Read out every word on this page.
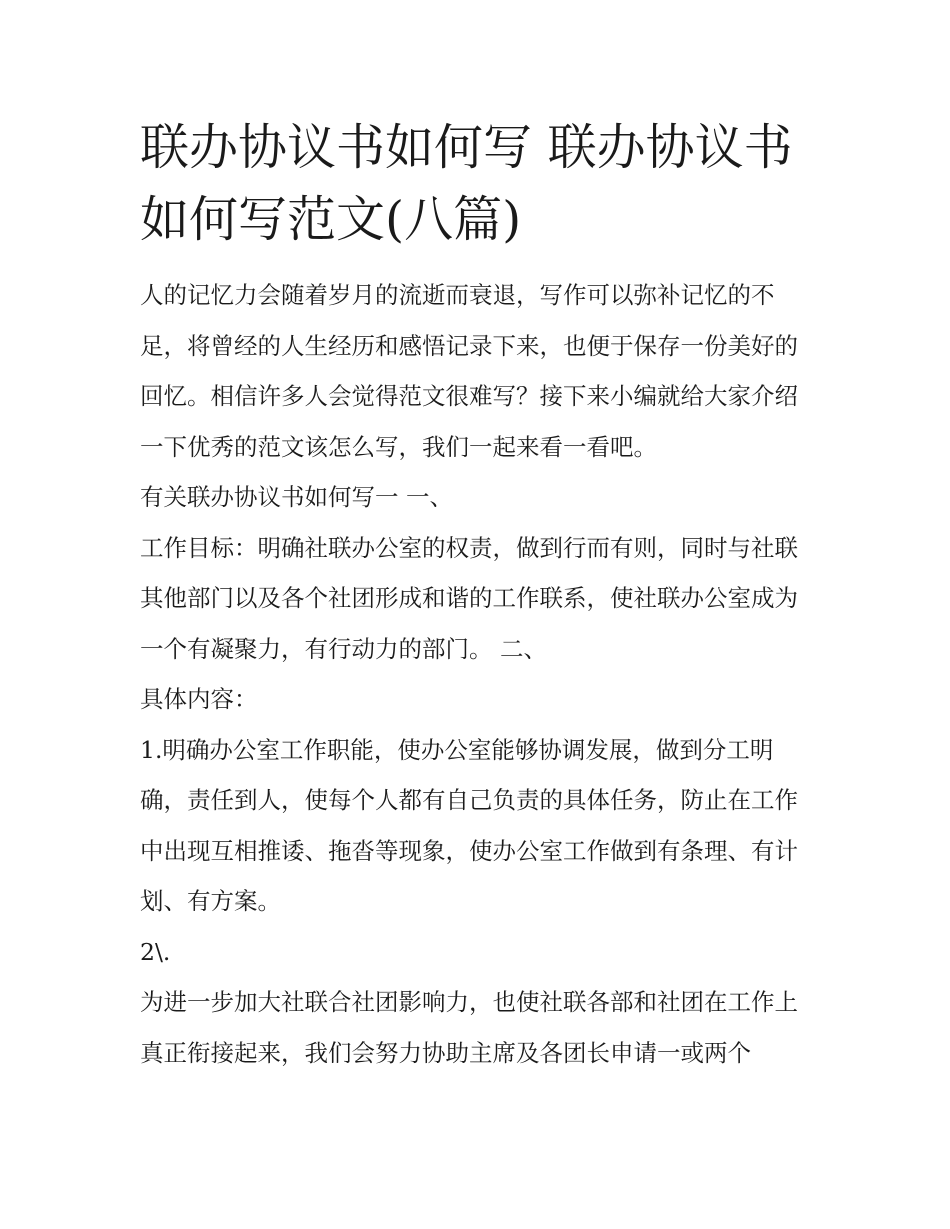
联办协议书如何写 联办协议书如何写范文(八篇)

人的记忆力会随着岁月的流逝而衰退，写作可以弥补记忆的不足，将曾经的人生经历和感悟记录下来，也便于保存一份美好的回忆。相信许多人会觉得范文很难写？接下来小编就给大家介绍一下优秀的范文该怎么写，我们一起来看一看吧。

有关联办协议书如何写一 一、

工作目标：明确社联办公室的权责，做到行而有则，同时与社联其他部门以及各个社团形成和谐的工作联系，使社联办公室成为一个有凝聚力，有行动力的部门。 二、

具体内容：

1.明确办公室工作职能，使办公室能够协调发展，做到分工明确，责任到人，使每个人都有自己负责的具体任务，防止在工作中出现互相推诿、拖沓等现象，使办公室工作做到有条理、有计划、有方案。

2\.

为进一步加大社联合社团影响力，也使社联各部和社团在工作上真正衔接起来，我们会努力协助主席及各团长申请一或两个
········
Give back the entries verbatim. Do not include any picture.

Read out every word on this page.
联办协议书如何写 联办协议书如何写范文(八篇)

人的记忆力会随着岁月的流逝而衰退，写作可以弥补记忆的不足，将曾经的人生经历和感悟记录下来，也便于保存一份美好的回忆。相信许多人会觉得范文很难写？接下来小编就给大家介绍一下优秀的范文该怎么写，我们一起来看一看吧。

有关联办协议书如何写一 一、

工作目标：明确社联办公室的权责，做到行而有则，同时与社联其他部门以及各个社团形成和谐的工作联系，使社联办公室成为一个有凝聚力，有行动力的部门。 二、

具体内容：

1.明确办公室工作职能，使办公室能够协调发展，做到分工明确，责任到人，使每个人都有自己负责的具体任务，防止在工作中出现互相推诿、拖沓等现象，使办公室工作做到有条理、有计划、有方案。

2\.

为进一步加大社联合社团影响力，也使社联各部和社团在工作上真正衔接起来，我们会努力协助主席及各团长申请一或两个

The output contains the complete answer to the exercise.